■ **OBJECTIVE**
Please output the lines shown below exactly as they appear.

** BEGIN **

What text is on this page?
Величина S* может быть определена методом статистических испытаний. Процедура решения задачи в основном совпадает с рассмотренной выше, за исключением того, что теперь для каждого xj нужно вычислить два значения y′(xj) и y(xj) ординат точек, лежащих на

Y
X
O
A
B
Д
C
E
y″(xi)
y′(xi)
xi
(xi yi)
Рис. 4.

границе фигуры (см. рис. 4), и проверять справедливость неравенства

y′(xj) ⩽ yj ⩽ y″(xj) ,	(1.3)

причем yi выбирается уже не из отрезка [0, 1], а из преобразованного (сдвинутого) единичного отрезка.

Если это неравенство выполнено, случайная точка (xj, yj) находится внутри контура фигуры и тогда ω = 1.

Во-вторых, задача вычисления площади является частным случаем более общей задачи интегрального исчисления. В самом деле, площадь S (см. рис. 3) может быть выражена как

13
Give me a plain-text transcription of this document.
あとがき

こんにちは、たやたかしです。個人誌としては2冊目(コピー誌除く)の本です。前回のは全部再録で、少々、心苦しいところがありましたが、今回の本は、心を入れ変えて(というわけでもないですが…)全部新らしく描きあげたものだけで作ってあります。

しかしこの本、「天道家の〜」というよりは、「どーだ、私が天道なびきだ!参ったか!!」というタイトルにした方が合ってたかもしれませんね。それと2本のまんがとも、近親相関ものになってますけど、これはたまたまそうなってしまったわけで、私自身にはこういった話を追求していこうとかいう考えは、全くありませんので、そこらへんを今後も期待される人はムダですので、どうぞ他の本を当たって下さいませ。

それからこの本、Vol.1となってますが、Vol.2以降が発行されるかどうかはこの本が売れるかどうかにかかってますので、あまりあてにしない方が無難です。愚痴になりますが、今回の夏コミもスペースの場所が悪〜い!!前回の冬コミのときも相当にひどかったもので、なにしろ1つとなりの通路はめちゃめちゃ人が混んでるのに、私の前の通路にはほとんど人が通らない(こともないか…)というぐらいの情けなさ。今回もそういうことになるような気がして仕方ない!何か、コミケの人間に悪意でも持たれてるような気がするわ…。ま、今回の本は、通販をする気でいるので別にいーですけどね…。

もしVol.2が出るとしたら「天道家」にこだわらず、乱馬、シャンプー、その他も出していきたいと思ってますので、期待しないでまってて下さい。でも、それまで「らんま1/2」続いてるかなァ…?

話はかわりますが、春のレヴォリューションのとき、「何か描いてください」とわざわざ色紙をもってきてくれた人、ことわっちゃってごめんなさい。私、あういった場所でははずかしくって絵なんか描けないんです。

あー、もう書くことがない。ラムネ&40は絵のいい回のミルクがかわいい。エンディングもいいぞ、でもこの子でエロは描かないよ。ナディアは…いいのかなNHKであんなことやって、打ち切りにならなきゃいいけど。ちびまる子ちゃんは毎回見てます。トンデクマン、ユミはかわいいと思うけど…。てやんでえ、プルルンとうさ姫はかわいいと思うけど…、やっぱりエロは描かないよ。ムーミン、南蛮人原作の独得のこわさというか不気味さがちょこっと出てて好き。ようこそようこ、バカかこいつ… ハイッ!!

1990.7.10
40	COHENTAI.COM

** END **

■ **PROBLEM SOLUTION**
What text is on this page?
Величина S* может быть определена методом статистических испытаний. Процедура решения задачи в основном совпадает с рассмотренной выше, за исключением того, что теперь для каждого xj нужно вычислить два значения y′(xj) и y(xj) ординат точек, лежащих на

Y
X
O
A
B
Д
C
E
y″(xi)
y′(xi)
xi
(xi yi)
Рис. 4.

границе фигуры (см. рис. 4), и проверять справедливость неравенства

y′(xj) ⩽ yj ⩽ y″(xj) ,	(1.3)

причем yi выбирается уже не из отрезка [0, 1], а из преобразованного (сдвинутого) единичного отрезка.

Если это неравенство выполнено, случайная точка (xj, yj) находится внутри контура фигуры и тогда ω = 1.

Во-вторых, задача вычисления площади является частным случаем более общей задачи интегрального исчисления. В самом деле, площадь S (см. рис. 3) может быть выражена как

13
Give me a plain-text transcription of this document.
あとがき

こんにちは、たやたかしです。個人誌としては2冊目(コピー誌除く)の本です。前回のは全部再録で、少々、心苦しいところがありましたが、今回の本は、心を入れ変えて(というわけでもないですが…)全部新らしく描きあげたものだけで作ってあります。

しかしこの本、「天道家の〜」というよりは、「どーだ、私が天道なびきだ!参ったか!!」というタイトルにした方が合ってたかもしれませんね。それと2本のまんがとも、近親相関ものになってますけど、これはたまたまそうなってしまったわけで、私自身にはこういった話を追求していこうとかいう考えは、全くありませんので、そこらへんを今後も期待される人はムダですので、どうぞ他の本を当たって下さいませ。

それからこの本、Vol.1となってますが、Vol.2以降が発行されるかどうかはこの本が売れるかどうかにかかってますので、あまりあてにしない方が無難です。愚痴になりますが、今回の夏コミもスペースの場所が悪〜い!!前回の冬コミのときも相当にひどかったもので、なにしろ1つとなりの通路はめちゃめちゃ人が混んでるのに、私の前の通路にはほとんど人が通らない(こともないか…)というぐらいの情けなさ。今回もそういうことになるような気がして仕方ない!何か、コミケの人間に悪意でも持たれてるような気がするわ…。ま、今回の本は、通販をする気でいるので別にいーですけどね…。

もしVol.2が出るとしたら「天道家」にこだわらず、乱馬、シャンプー、その他も出していきたいと思ってますので、期待しないでまってて下さい。でも、それまで「らんま1/2」続いてるかなァ…?

話はかわりますが、春のレヴォリューションのとき、「何か描いてください」とわざわざ色紙をもってきてくれた人、ことわっちゃってごめんなさい。私、あういった場所でははずかしくって絵なんか描けないんです。

あー、もう書くことがない。ラムネ&40は絵のいい回のミルクがかわいい。エンディングもいいぞ、でもこの子でエロは描かないよ。ナディアは…いいのかなNHKであんなことやって、打ち切りにならなきゃいいけど。ちびまる子ちゃんは毎回見てます。トンデクマン、ユミはかわいいと思うけど…。てやんでえ、プルルンとうさ姫はかわいいと思うけど…、やっぱりエロは描かないよ。ムーミン、南蛮人原作の独得のこわさというか不気味さがちょこっと出てて好き。ようこそようこ、バカかこいつ… ハイッ!!

1990.7.10
40	COHENTAI.COM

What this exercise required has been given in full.